Segment Start: RECORDS FOR THIS EXERCISE

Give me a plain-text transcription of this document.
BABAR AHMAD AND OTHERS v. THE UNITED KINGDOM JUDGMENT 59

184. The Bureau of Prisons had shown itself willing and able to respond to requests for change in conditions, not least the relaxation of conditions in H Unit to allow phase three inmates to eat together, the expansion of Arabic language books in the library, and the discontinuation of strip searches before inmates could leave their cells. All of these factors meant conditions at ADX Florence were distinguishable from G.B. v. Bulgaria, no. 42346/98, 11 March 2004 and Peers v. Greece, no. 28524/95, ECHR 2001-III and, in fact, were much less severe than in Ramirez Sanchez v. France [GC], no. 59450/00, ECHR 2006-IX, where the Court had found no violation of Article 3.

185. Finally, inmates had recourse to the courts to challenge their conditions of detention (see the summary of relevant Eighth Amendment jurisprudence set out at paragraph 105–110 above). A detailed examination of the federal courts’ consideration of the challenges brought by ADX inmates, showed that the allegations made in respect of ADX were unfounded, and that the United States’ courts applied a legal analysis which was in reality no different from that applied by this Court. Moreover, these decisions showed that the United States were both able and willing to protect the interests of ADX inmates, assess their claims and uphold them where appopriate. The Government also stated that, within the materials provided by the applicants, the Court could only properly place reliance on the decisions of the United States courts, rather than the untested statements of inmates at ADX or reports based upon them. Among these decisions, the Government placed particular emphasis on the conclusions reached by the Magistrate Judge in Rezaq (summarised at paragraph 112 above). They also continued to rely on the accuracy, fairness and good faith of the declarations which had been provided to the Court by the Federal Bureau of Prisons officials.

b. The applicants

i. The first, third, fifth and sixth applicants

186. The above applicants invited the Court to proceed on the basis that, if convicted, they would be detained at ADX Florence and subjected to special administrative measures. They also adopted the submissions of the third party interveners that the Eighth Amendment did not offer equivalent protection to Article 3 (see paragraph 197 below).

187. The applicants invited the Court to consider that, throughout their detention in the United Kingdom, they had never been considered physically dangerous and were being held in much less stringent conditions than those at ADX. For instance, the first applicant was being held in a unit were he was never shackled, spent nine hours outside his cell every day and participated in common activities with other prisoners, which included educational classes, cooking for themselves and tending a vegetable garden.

Segment End: RECORDS FOR THIS EXERCISE
Segment Start: RECORDS FOR THIS EXERCISE

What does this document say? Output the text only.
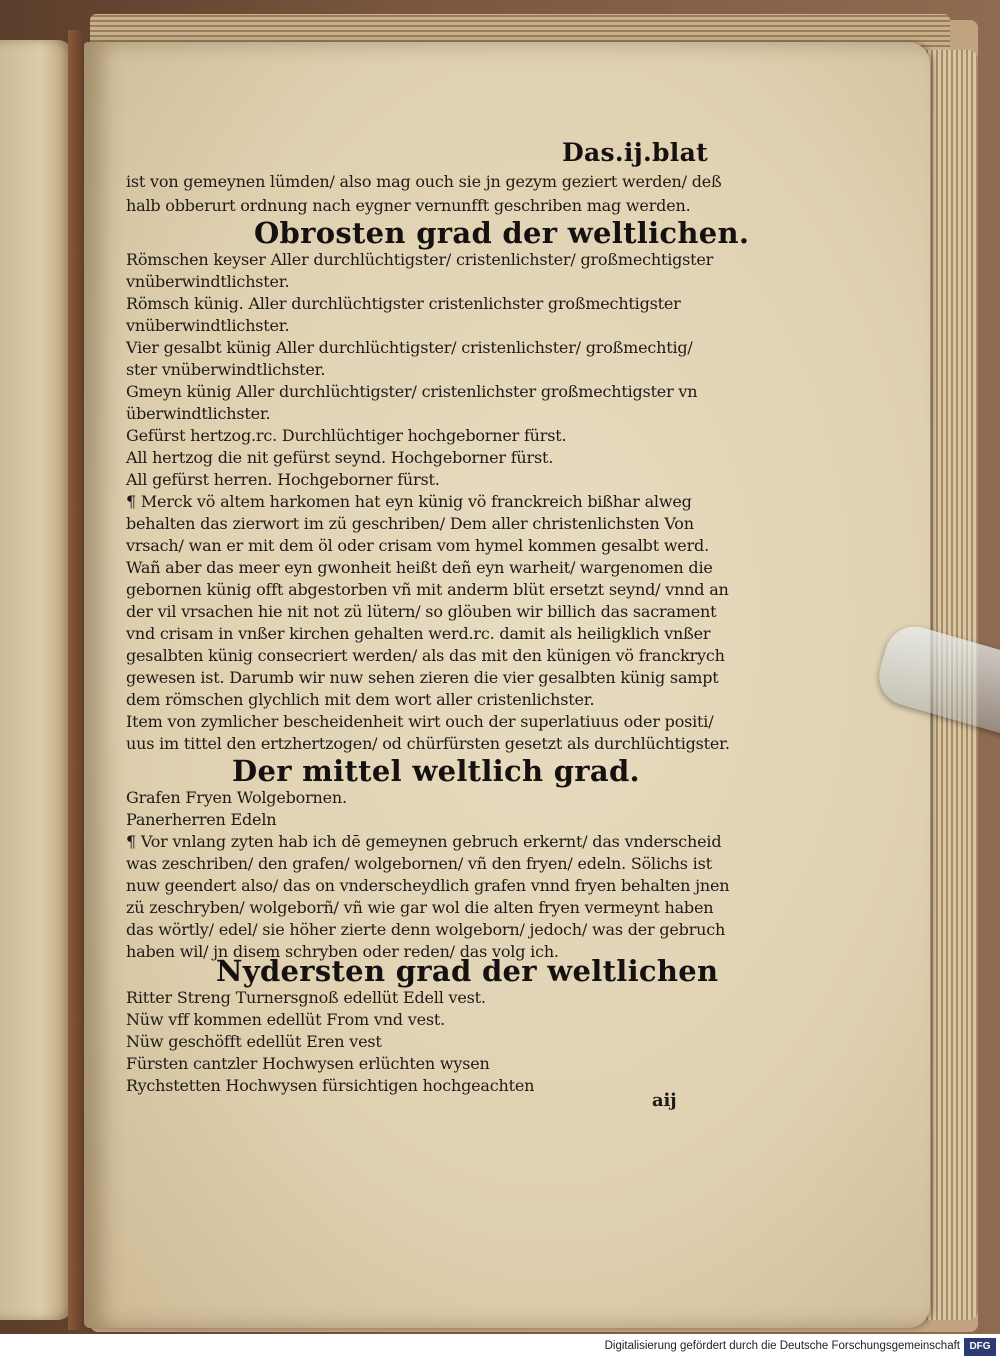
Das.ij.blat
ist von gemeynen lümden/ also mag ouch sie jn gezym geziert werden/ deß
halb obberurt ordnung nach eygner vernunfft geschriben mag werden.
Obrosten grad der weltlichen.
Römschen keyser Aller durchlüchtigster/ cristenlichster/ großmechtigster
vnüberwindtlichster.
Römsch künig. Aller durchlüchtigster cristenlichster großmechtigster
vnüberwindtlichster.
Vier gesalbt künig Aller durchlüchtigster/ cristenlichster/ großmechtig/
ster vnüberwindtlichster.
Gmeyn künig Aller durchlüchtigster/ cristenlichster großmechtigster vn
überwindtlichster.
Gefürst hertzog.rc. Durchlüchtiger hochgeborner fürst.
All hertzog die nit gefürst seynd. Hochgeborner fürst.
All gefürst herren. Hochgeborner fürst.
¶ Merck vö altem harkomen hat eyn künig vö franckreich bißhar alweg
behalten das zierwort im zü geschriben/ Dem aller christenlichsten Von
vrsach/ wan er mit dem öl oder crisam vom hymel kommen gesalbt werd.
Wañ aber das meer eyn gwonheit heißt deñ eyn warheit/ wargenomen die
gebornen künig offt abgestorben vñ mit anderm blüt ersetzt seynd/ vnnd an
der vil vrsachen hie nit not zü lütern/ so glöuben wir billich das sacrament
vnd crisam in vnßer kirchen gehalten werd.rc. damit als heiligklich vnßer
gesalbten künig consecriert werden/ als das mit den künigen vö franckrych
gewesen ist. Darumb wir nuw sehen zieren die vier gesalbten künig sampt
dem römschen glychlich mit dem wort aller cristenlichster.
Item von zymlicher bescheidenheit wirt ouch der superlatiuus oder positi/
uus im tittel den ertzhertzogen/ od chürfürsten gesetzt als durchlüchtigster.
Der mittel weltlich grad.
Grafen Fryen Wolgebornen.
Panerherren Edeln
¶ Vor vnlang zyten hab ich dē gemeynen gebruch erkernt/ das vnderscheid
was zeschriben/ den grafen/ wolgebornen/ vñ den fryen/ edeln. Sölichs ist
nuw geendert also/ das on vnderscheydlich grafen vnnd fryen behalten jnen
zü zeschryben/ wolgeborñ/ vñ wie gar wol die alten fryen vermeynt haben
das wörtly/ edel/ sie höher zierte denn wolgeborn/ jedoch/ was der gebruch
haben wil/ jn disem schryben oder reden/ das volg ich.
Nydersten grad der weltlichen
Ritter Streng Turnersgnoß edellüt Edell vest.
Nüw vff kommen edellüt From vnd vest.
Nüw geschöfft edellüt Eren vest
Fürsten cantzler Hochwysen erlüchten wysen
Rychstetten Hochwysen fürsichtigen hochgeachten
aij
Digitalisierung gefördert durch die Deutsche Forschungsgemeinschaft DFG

Segment End: RECORDS FOR THIS EXERCISE

WHAT YOU HAVE TO DO |
Looking over the records, find each line with the word "Hochwysen" and copy it.

ANSWER TO THE PROBLEM |
Fürsten cantzler Hochwysen erlüchten wysen
Rychstetten Hochwysen fürsichtigen hochgeachten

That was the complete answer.